▶ [Data entries]:
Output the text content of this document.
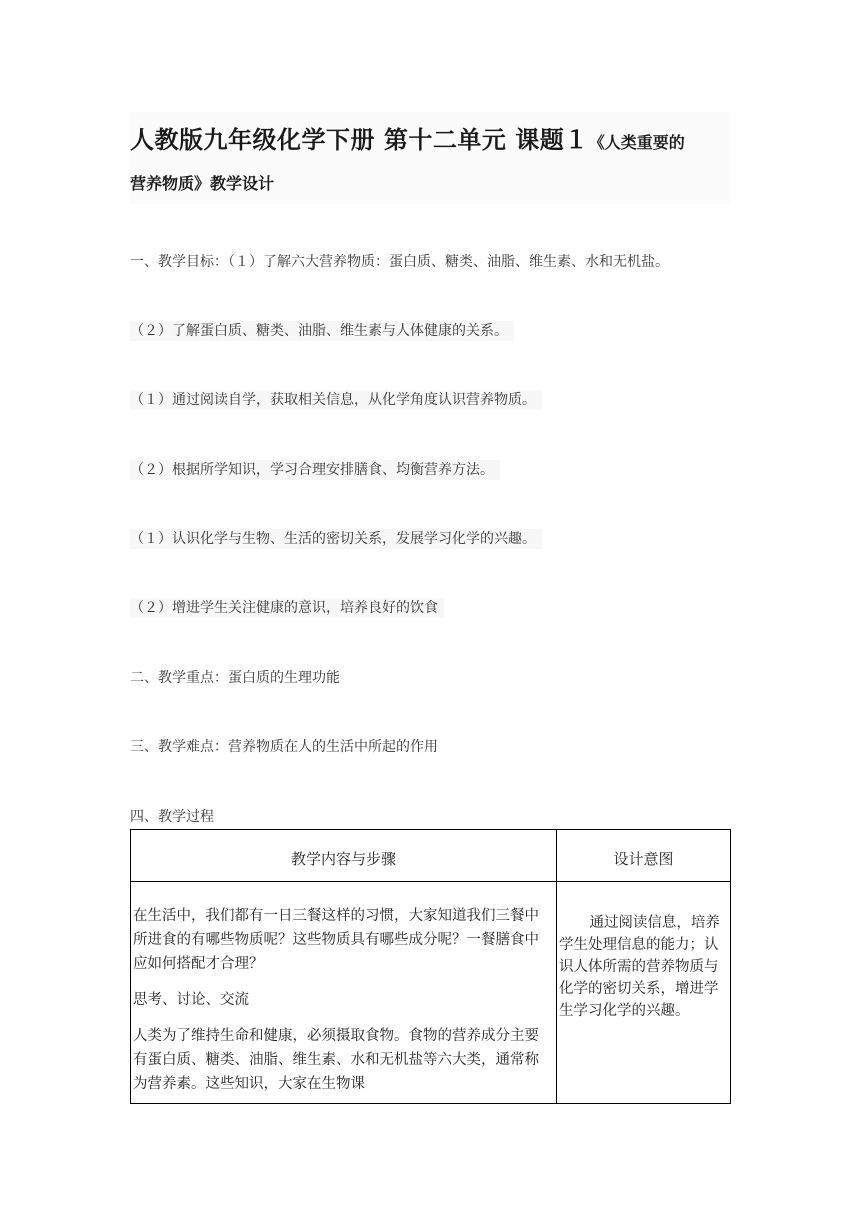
人教版九年级化学下册 第十二单元 课题１《人类重要的
营养物质》教学设计
一、教学目标：（１）了解六大营养物质：蛋白质、糖类、油脂、维生素、水和无机盐。
（２）了解蛋白质、糖类、油脂、维生素与人体健康的关系。
（１）通过阅读自学，获取相关信息，从化学角度认识营养物质。
（２）根据所学知识，学习合理安排膳食、均衡营养方法。
（１）认识化学与生物、生活的密切关系，发展学习化学的兴趣。
（２）增进学生关注健康的意识，培养良好的饮食
二、教学重点：蛋白质的生理功能
三、教学难点：营养物质在人的生活中所起的作用
四、教学过程
教学内容与步骤	设计意图

在生活中，我们都有一日三餐这样的习惯，大家知道我们三餐中所进食的有哪些物质呢？这些物质具有哪些成分呢？一餐膳食中应如何搭配才合理？

思考、讨论、交流

人类为了维持生命和健康，必须摄取食物。食物的营养成分主要有蛋白质、糖类、油脂、维生素、水和无机盐等六大类，通常称为营养素。这些知识，大家在生物课	通过阅读信息，培养学生处理信息的能力；认识人体所需的营养物质与化学的密切关系，增进学生学习化学的兴趣。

▶ [YOUR GOAL]: Without including any pictures, print each record exactly.

▶ [SOLUTION BELOW]:
Output the text content of this document.
人教版九年级化学下册 第十二单元 课题１《人类重要的
营养物质》教学设计
一、教学目标：（１）了解六大营养物质：蛋白质、糖类、油脂、维生素、水和无机盐。
（２）了解蛋白质、糖类、油脂、维生素与人体健康的关系。
（１）通过阅读自学，获取相关信息，从化学角度认识营养物质。
（２）根据所学知识，学习合理安排膳食、均衡营养方法。
（１）认识化学与生物、生活的密切关系，发展学习化学的兴趣。
（２）增进学生关注健康的意识，培养良好的饮食
二、教学重点：蛋白质的生理功能
三、教学难点：营养物质在人的生活中所起的作用
四、教学过程
教学内容与步骤	设计意图

在生活中，我们都有一日三餐这样的习惯，大家知道我们三餐中所进食的有哪些物质呢？这些物质具有哪些成分呢？一餐膳食中应如何搭配才合理？

思考、讨论、交流

人类为了维持生命和健康，必须摄取食物。食物的营养成分主要有蛋白质、糖类、油脂、维生素、水和无机盐等六大类，通常称为营养素。这些知识，大家在生物课	通过阅读信息，培养学生处理信息的能力；认识人体所需的营养物质与化学的密切关系，增进学生学习化学的兴趣。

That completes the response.